— WRITTEN REQUEST —
Below is a listing. Gather each line of it that contains "BINANCE".
■ ■ ■
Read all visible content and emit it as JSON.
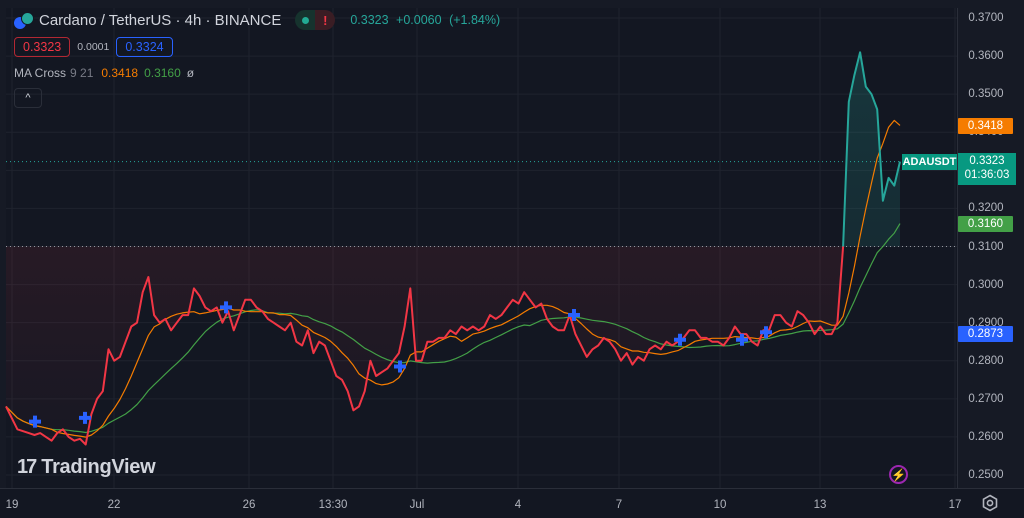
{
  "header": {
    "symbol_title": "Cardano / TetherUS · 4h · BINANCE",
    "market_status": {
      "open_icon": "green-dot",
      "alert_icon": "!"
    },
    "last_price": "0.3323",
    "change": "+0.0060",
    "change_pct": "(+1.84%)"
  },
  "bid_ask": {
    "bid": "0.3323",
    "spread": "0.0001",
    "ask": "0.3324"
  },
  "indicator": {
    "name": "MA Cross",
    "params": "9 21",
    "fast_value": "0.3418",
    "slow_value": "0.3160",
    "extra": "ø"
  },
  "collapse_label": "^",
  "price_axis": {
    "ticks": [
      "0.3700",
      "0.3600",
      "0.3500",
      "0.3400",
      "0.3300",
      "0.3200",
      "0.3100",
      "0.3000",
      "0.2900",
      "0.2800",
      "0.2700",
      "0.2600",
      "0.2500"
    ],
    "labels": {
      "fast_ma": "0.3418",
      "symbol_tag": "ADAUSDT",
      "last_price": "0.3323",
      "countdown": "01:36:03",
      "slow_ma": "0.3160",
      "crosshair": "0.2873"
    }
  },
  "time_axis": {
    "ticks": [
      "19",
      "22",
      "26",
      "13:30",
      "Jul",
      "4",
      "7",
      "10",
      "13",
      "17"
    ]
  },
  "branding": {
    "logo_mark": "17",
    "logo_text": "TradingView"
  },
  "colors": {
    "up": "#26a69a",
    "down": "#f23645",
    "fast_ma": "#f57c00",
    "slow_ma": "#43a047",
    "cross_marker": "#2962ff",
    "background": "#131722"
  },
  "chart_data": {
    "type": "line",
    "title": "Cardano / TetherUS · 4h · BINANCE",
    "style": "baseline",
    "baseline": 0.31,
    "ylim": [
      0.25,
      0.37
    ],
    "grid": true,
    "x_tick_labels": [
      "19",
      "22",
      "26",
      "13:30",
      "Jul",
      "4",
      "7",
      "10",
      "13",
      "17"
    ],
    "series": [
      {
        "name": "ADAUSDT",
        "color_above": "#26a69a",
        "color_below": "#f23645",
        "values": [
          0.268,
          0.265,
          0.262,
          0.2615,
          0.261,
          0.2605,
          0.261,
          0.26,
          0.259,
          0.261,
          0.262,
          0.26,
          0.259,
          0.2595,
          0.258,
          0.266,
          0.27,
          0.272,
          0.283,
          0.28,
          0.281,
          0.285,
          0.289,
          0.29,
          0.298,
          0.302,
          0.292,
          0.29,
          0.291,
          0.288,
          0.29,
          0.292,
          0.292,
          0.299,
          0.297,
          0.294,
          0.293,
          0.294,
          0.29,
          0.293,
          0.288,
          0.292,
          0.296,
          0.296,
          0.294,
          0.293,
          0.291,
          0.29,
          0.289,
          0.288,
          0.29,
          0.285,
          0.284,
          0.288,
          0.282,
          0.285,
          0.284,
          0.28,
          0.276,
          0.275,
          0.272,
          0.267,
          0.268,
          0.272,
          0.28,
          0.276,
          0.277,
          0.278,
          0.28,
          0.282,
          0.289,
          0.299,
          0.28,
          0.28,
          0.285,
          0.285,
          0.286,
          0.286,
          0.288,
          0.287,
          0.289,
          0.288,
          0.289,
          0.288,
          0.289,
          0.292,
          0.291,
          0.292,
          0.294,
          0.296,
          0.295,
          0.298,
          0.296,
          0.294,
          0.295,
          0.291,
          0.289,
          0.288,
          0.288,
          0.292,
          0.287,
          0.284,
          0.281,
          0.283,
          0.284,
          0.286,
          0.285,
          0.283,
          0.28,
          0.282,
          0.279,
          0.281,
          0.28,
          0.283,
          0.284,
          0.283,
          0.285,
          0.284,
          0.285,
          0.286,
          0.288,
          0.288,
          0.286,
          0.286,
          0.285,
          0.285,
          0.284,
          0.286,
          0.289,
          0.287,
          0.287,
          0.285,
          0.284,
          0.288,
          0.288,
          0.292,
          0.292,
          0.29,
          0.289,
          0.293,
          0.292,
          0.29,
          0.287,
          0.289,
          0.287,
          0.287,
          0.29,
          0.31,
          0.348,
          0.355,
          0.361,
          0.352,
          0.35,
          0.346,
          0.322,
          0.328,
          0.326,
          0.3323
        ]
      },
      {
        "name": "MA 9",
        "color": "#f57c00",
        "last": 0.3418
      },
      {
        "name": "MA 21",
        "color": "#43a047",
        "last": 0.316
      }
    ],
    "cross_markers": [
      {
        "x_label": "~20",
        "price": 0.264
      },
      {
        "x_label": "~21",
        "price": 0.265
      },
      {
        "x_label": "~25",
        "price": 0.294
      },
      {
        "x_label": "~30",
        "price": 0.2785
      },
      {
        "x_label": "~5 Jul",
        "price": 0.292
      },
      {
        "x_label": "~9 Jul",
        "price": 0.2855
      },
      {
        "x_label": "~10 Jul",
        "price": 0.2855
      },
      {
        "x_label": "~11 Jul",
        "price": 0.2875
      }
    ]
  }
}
■ ■ ■
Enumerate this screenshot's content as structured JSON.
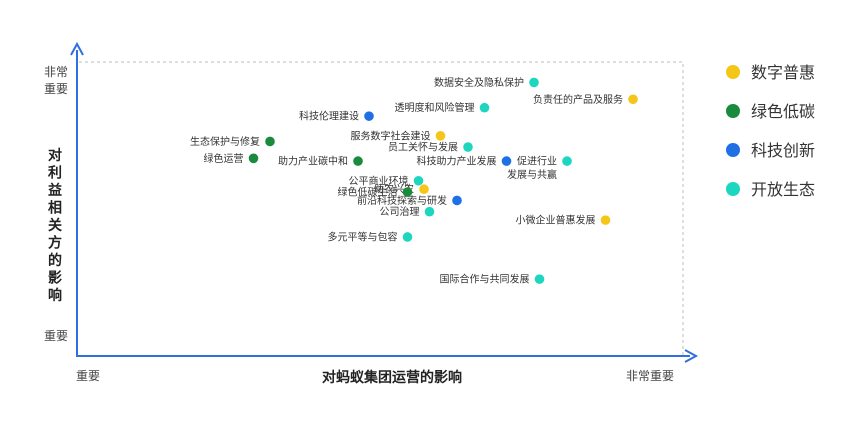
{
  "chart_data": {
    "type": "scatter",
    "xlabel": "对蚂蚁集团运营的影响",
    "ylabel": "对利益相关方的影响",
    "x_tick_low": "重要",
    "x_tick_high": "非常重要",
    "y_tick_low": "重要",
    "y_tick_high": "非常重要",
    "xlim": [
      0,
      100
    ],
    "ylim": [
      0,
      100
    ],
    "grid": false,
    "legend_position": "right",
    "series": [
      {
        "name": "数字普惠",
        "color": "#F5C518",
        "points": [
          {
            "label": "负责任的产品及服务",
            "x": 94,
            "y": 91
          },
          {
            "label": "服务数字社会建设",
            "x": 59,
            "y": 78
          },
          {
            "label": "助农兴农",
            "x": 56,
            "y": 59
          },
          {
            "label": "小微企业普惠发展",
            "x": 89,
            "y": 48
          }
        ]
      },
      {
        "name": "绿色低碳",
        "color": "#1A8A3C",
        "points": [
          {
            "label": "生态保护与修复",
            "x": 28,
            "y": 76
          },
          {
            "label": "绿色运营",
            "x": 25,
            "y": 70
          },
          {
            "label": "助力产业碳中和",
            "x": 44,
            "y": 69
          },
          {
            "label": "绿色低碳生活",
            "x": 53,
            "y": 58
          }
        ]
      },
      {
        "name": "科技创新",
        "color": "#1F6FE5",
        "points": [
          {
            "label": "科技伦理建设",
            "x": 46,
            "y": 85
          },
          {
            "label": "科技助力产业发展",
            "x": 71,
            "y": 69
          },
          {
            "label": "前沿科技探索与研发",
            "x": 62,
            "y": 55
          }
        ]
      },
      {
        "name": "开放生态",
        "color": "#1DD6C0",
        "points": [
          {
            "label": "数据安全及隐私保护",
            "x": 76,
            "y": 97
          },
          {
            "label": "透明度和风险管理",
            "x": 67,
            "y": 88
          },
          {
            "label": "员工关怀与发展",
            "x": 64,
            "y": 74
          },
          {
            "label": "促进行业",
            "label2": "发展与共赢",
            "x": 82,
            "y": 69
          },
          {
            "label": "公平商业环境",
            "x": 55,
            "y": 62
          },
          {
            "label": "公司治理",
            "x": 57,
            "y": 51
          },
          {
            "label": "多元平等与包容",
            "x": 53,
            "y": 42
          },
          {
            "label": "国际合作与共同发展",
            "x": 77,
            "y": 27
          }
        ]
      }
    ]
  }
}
■ ■ ■
— FULL SOLUTION —
    "symbol_title": "Cardano / TetherUS · 4h · BINANCE",
    "title": "Cardano / TetherUS · 4h · BINANCE",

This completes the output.